§ **SUPPLIED DATA**
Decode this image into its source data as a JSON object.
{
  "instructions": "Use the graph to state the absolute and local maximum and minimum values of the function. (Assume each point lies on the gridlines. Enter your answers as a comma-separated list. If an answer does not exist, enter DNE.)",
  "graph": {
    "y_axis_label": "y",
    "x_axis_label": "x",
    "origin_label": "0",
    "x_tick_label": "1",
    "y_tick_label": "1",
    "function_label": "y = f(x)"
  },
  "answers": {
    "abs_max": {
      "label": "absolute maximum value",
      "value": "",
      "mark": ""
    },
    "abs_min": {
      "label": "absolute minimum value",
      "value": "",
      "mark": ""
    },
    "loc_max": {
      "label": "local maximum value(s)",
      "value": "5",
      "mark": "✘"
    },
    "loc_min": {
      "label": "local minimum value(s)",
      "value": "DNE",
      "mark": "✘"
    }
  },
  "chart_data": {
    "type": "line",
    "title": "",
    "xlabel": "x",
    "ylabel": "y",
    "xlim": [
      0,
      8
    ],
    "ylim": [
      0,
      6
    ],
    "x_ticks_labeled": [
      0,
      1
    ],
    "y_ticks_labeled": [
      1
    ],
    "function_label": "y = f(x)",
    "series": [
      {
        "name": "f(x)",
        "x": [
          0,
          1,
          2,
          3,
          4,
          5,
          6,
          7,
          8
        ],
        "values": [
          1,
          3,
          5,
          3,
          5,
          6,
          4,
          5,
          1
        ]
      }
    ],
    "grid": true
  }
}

§ **WHAT YOU WILL DO**
The required output is the number of lines containing the word "answers", and nothing besides.

§ **OUTPUT OF THE EXERCISE**
2